(Exercise description): Gather all lines in the entries below that include the word "Pæony".
[Begin Supplied data]
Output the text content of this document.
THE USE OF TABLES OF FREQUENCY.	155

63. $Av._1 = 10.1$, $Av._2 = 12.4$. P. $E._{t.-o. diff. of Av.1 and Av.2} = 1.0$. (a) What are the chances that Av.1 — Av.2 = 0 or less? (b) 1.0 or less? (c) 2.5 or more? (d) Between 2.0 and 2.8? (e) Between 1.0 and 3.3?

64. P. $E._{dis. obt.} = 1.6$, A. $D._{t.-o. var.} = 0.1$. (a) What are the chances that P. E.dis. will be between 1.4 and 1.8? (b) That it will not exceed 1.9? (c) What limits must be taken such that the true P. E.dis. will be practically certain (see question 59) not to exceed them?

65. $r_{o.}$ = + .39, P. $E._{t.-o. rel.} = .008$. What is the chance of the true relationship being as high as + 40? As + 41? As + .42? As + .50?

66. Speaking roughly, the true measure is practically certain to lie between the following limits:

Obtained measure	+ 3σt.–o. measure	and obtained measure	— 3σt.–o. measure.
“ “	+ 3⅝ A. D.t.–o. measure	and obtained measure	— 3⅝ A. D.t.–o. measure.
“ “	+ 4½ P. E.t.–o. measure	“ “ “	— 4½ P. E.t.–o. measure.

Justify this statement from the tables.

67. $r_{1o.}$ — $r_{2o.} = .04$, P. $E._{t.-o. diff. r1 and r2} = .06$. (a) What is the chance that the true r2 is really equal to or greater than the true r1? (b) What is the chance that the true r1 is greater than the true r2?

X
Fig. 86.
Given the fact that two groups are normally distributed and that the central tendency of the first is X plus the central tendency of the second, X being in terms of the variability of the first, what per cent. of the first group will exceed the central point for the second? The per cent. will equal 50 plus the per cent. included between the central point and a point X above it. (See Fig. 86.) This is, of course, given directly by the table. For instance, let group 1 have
[End Supplied data]
[Begin Supplied data]
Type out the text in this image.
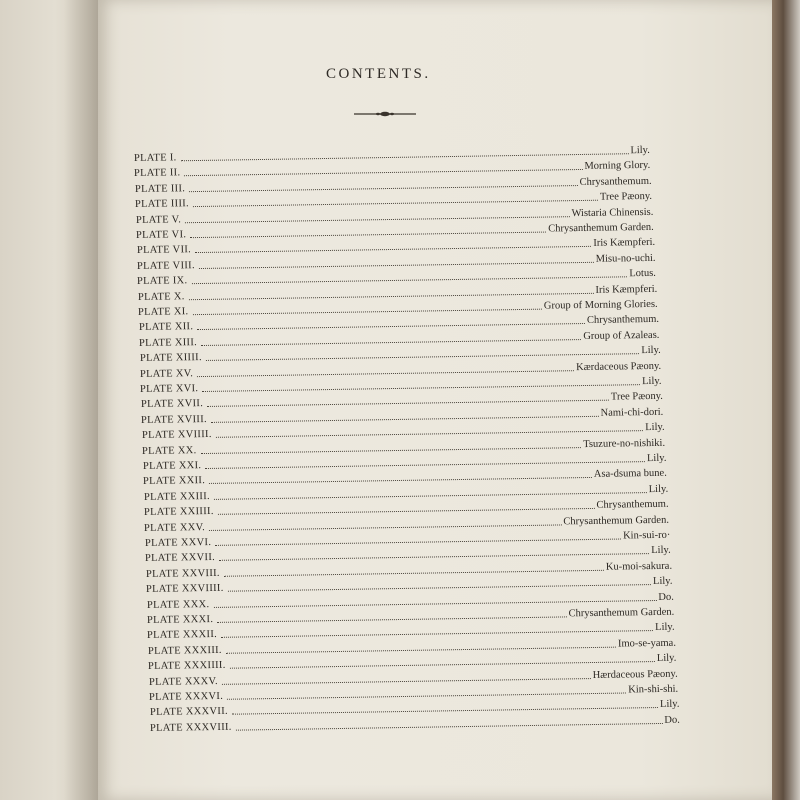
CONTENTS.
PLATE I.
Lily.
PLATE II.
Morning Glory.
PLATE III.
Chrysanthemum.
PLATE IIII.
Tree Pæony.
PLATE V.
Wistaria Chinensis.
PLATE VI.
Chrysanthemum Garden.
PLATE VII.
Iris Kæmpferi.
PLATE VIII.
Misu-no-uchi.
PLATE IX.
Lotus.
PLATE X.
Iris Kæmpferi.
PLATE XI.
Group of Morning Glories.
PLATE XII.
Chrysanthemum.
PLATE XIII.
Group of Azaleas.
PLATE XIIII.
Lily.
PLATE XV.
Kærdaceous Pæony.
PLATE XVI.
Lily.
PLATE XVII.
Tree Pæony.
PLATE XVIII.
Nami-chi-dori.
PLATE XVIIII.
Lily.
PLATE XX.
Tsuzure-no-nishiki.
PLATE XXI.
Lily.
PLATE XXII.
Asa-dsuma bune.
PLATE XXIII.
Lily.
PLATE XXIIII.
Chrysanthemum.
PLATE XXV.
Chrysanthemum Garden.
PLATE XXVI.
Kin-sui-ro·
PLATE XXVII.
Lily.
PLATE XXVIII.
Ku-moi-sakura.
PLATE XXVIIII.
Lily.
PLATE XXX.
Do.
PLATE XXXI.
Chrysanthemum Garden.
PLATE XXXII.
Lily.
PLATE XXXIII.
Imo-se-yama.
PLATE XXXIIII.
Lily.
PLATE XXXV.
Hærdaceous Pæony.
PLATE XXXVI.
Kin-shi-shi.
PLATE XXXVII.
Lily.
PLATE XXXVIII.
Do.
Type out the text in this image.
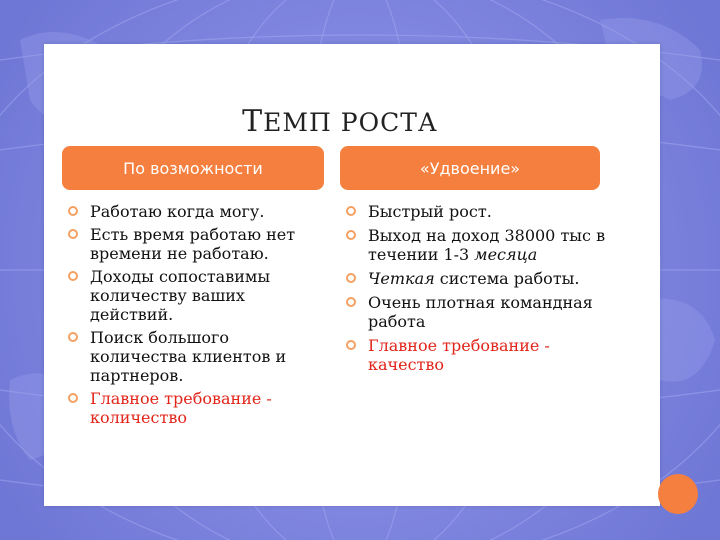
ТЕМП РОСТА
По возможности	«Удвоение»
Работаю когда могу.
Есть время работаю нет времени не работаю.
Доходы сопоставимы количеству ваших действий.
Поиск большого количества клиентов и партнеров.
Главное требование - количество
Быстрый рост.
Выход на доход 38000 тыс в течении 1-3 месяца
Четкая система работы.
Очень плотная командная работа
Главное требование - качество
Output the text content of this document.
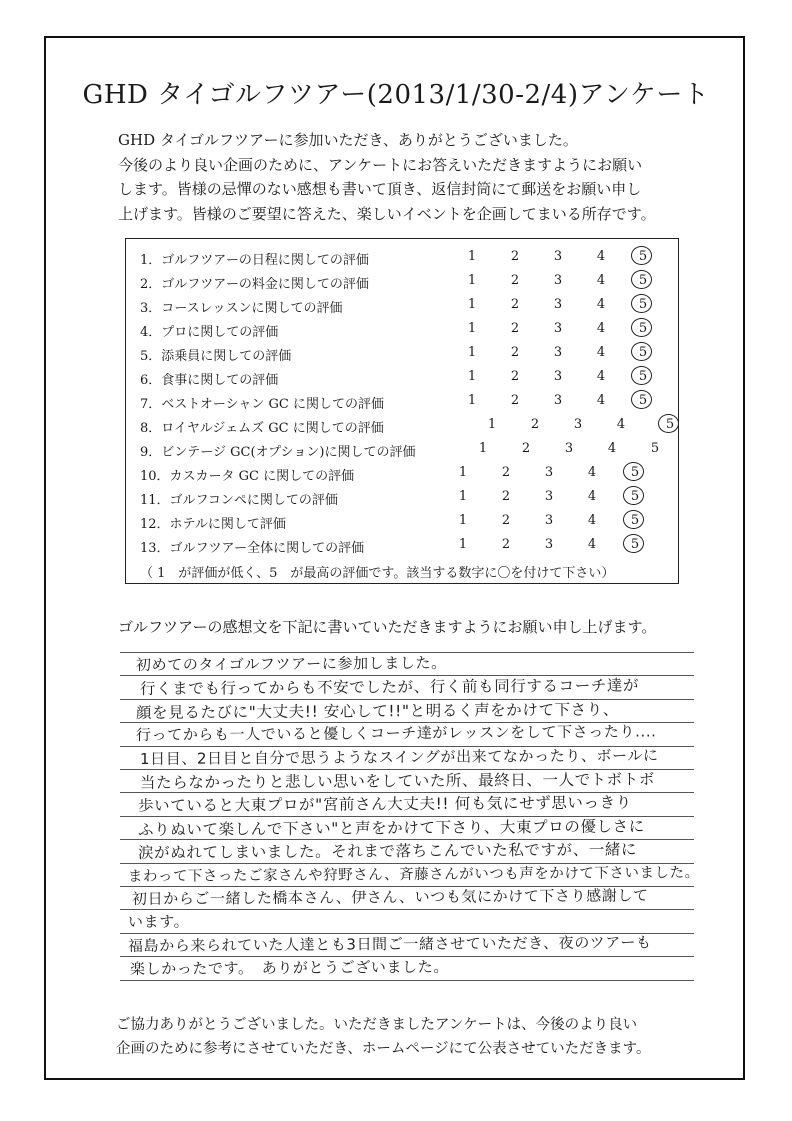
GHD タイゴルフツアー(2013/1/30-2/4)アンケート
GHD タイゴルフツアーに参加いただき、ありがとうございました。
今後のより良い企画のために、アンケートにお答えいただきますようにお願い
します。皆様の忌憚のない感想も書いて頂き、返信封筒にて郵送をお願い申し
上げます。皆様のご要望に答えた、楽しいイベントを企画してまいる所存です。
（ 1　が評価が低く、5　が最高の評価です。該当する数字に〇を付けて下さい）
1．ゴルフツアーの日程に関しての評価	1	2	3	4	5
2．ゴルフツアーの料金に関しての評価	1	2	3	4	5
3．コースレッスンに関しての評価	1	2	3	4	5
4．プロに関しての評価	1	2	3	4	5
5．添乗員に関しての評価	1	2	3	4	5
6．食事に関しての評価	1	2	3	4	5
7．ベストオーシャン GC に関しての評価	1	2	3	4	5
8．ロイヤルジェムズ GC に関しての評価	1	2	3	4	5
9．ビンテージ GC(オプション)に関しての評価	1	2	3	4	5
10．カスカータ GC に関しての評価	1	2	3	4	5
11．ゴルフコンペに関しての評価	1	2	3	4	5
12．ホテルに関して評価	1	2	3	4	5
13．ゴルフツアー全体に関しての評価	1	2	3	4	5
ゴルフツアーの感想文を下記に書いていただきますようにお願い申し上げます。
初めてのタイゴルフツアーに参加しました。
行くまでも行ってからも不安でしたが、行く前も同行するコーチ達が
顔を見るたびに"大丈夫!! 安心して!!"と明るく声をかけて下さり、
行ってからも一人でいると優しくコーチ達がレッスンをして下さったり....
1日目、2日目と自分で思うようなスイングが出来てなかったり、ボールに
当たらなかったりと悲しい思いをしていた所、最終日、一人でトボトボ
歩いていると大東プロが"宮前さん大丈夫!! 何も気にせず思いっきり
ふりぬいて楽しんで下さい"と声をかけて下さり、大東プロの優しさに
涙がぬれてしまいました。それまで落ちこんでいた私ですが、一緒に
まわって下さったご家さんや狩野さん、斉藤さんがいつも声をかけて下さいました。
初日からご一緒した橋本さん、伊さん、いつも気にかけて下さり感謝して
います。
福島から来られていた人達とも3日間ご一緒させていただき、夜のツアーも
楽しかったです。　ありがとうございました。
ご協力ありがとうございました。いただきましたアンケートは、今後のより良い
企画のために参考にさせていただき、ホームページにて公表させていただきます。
[End Supplied data]
[Begin Supplied data]
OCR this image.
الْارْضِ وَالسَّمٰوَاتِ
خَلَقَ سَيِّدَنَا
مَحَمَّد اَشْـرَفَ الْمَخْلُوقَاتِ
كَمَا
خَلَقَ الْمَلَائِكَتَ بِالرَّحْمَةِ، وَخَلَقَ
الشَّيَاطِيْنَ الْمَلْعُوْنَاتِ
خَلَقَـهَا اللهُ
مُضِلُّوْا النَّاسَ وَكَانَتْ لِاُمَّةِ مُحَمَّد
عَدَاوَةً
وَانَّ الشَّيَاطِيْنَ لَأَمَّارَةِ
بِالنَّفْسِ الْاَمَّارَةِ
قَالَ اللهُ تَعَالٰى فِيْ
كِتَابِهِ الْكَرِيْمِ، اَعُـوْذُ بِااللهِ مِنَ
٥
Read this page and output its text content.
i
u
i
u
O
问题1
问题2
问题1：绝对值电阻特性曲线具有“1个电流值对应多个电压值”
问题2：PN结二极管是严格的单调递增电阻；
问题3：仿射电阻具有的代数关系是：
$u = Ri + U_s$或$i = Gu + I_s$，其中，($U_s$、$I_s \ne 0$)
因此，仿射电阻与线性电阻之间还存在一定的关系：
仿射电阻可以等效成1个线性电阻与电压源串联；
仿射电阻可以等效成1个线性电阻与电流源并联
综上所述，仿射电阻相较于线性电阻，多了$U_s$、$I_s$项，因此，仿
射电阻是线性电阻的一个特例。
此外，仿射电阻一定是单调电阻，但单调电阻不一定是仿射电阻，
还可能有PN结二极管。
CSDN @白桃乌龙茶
[End Supplied data]
(Exercise output):
Tree Pæony.
Kærdaceous Pæony.
Tree Pæony.
Hærdaceous Pæony.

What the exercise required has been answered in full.